[BEGIN Input records]

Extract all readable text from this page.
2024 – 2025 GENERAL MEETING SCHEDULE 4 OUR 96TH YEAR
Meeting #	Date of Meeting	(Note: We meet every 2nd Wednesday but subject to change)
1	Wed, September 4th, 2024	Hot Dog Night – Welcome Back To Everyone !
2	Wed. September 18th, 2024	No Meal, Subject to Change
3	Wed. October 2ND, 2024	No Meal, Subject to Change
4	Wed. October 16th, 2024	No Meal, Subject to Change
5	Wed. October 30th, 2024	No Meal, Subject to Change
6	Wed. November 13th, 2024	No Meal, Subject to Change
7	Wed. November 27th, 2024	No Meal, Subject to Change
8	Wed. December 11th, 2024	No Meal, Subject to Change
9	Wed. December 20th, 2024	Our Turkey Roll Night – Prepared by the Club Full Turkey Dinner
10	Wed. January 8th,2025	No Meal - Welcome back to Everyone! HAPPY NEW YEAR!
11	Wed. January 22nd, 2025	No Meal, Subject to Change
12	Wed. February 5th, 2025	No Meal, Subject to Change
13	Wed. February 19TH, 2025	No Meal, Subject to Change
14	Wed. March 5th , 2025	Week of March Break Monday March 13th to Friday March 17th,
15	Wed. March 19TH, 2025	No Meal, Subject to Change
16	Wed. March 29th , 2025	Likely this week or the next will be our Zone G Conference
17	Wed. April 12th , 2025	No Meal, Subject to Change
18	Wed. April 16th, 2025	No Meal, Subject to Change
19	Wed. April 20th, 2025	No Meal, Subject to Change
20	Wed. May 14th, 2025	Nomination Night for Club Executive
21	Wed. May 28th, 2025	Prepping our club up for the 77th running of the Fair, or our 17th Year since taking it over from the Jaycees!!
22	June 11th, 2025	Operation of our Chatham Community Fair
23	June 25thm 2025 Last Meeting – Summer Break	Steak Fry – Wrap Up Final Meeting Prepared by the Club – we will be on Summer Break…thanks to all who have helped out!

[END Input records]

# [Directions]
Your task is to retype all the records above with nothing left out.

# [Result below]
Extract all readable text from this page.
2024 – 2025 GENERAL MEETING SCHEDULE 4 OUR 96TH YEAR
Meeting #	Date of Meeting	(Note: We meet every 2nd Wednesday but subject to change)
1	Wed, September 4th, 2024	Hot Dog Night – Welcome Back To Everyone !
2	Wed. September 18th, 2024	No Meal, Subject to Change
3	Wed. October 2ND, 2024	No Meal, Subject to Change
4	Wed. October 16th, 2024	No Meal, Subject to Change
5	Wed. October 30th, 2024	No Meal, Subject to Change
6	Wed. November 13th, 2024	No Meal, Subject to Change
7	Wed. November 27th, 2024	No Meal, Subject to Change
8	Wed. December 11th, 2024	No Meal, Subject to Change
9	Wed. December 20th, 2024	Our Turkey Roll Night – Prepared by the Club Full Turkey Dinner
10	Wed. January 8th,2025	No Meal - Welcome back to Everyone! HAPPY NEW YEAR!
11	Wed. January 22nd, 2025	No Meal, Subject to Change
12	Wed. February 5th, 2025	No Meal, Subject to Change
13	Wed. February 19TH, 2025	No Meal, Subject to Change
14	Wed. March 5th , 2025	Week of March Break Monday March 13th to Friday March 17th,
15	Wed. March 19TH, 2025	No Meal, Subject to Change
16	Wed. March 29th , 2025	Likely this week or the next will be our Zone G Conference
17	Wed. April 12th , 2025	No Meal, Subject to Change
18	Wed. April 16th, 2025	No Meal, Subject to Change
19	Wed. April 20th, 2025	No Meal, Subject to Change
20	Wed. May 14th, 2025	Nomination Night for Club Executive
21	Wed. May 28th, 2025	Prepping our club up for the 77th running of the Fair, or our 17th Year since taking it over from the Jaycees!!
22	June 11th, 2025	Operation of our Chatham Community Fair
23	June 25thm 2025 Last Meeting – Summer Break	Steak Fry – Wrap Up Final Meeting Prepared by the Club – we will be on Summer Break…thanks to all who have helped out!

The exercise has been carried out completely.